How many of the lines that follow contain the word "ZIKV"? Give only the number.

### TASK MATERIAL
****
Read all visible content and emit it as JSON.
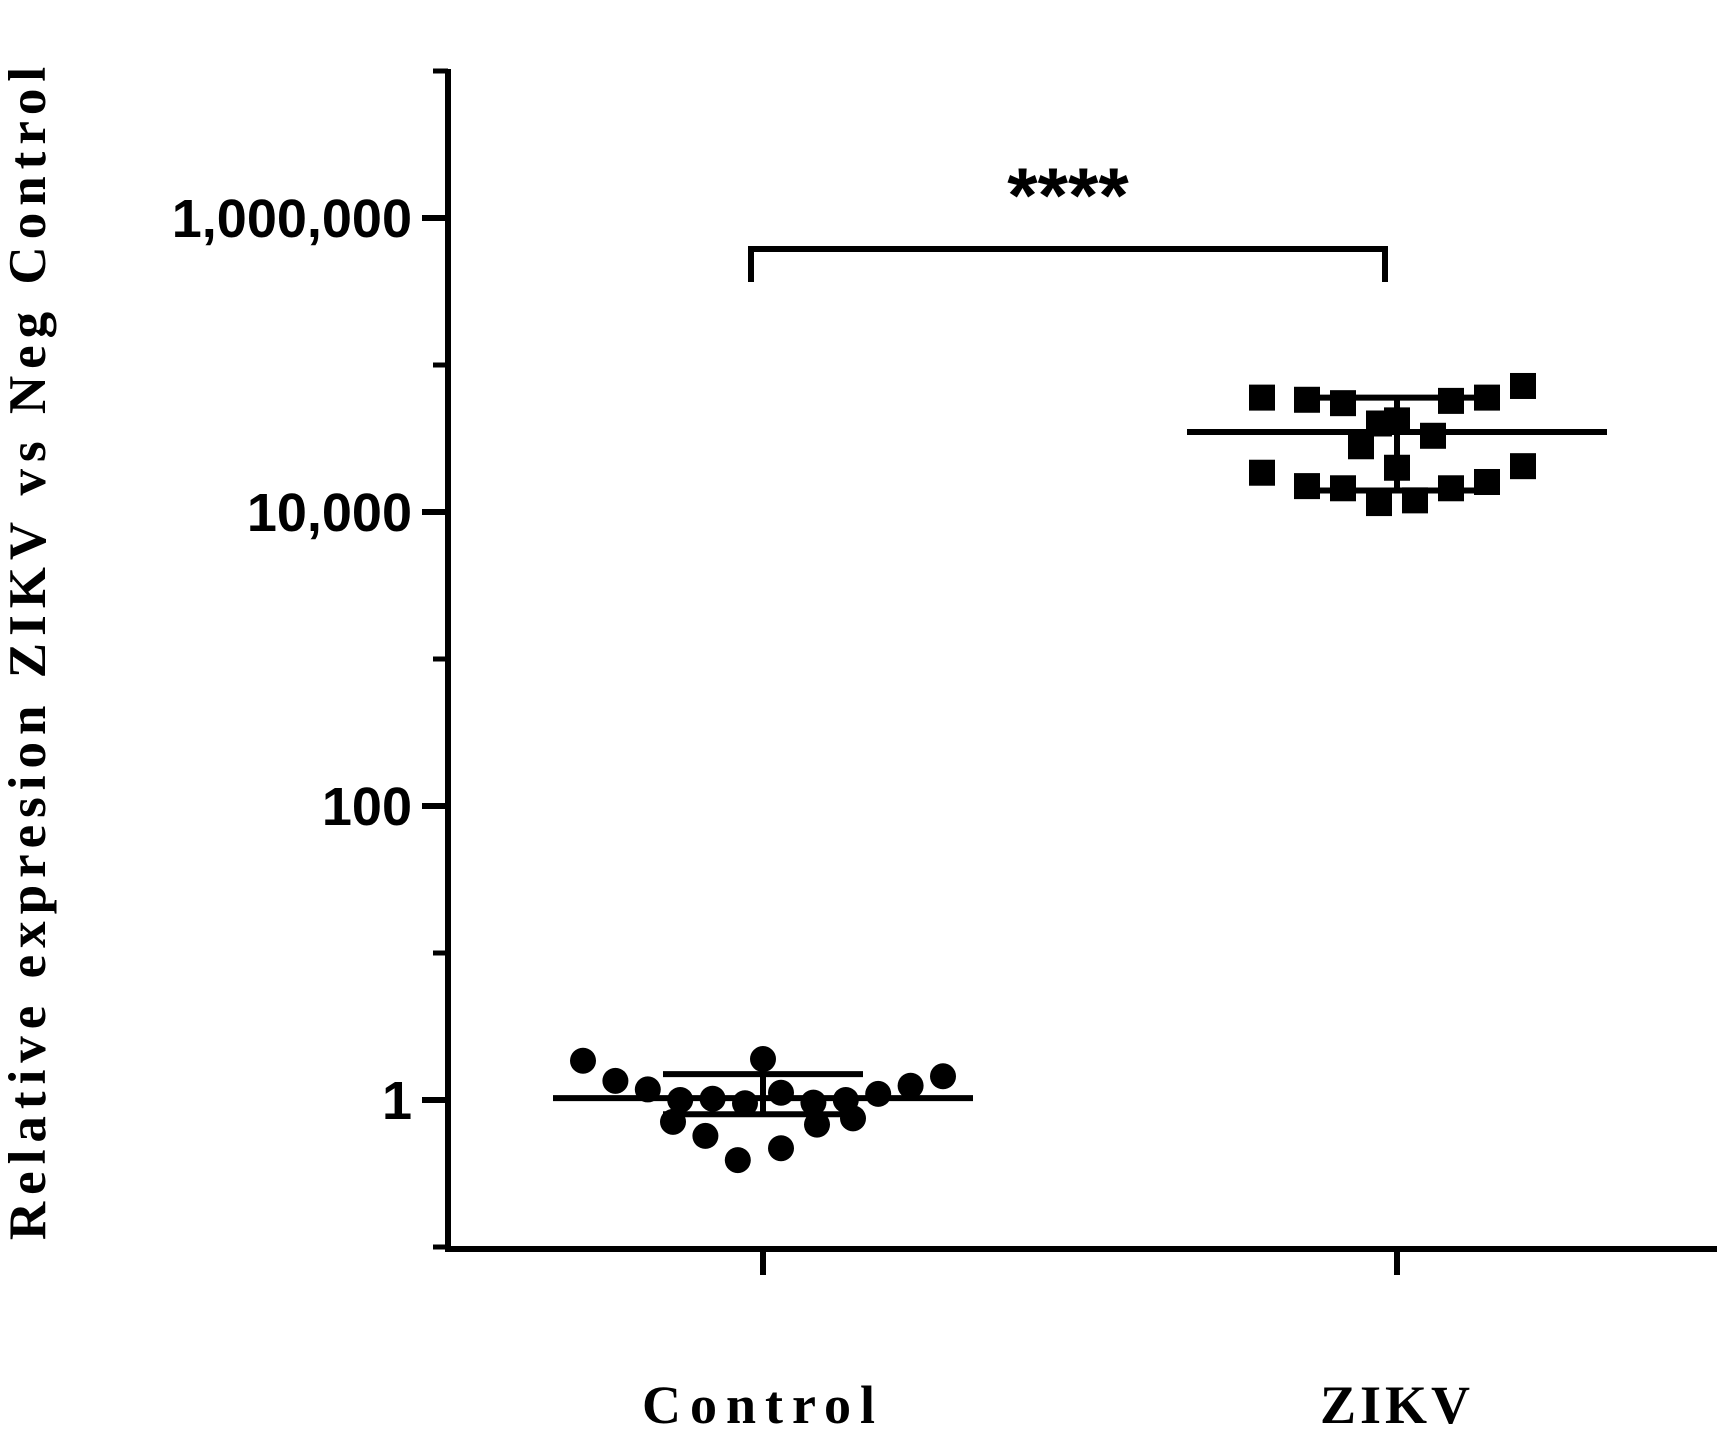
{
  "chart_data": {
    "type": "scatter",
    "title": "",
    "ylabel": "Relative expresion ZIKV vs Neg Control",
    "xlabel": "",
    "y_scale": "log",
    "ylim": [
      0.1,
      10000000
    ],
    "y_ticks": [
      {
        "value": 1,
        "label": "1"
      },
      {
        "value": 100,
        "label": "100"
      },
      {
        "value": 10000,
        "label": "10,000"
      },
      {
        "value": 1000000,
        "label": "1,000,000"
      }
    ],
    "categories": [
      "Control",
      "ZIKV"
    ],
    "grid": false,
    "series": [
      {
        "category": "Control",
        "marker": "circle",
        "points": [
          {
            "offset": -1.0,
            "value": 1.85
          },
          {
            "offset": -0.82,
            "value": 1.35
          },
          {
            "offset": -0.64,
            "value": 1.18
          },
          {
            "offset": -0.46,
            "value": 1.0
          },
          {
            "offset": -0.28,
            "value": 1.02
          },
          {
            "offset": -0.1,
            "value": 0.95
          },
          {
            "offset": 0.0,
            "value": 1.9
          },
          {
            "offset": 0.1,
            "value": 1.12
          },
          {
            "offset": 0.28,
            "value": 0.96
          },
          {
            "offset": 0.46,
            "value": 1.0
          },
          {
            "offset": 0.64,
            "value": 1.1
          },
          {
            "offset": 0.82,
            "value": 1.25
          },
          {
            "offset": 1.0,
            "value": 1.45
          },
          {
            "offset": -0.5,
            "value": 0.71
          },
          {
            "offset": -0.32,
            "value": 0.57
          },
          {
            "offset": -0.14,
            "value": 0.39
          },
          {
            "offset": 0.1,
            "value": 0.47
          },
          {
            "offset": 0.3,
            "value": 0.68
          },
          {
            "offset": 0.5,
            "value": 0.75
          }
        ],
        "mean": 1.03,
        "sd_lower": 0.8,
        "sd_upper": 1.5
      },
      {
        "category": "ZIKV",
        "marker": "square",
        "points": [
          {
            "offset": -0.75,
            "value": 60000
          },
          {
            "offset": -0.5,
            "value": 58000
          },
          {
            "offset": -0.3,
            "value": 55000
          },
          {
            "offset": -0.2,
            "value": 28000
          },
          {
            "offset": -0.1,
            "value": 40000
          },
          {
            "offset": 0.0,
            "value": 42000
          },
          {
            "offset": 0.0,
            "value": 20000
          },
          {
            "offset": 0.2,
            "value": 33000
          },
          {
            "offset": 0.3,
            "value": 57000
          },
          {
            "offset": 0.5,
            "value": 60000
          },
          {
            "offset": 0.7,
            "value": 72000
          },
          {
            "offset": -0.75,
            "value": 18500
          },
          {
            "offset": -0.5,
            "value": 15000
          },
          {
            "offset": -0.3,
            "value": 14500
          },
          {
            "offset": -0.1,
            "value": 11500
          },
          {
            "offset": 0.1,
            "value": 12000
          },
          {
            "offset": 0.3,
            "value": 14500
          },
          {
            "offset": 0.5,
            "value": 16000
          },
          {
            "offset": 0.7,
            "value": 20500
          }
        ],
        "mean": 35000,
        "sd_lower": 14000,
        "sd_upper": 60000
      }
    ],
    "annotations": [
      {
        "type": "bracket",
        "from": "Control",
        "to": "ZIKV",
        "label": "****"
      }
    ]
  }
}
****
### SOLVED PROBLEM
4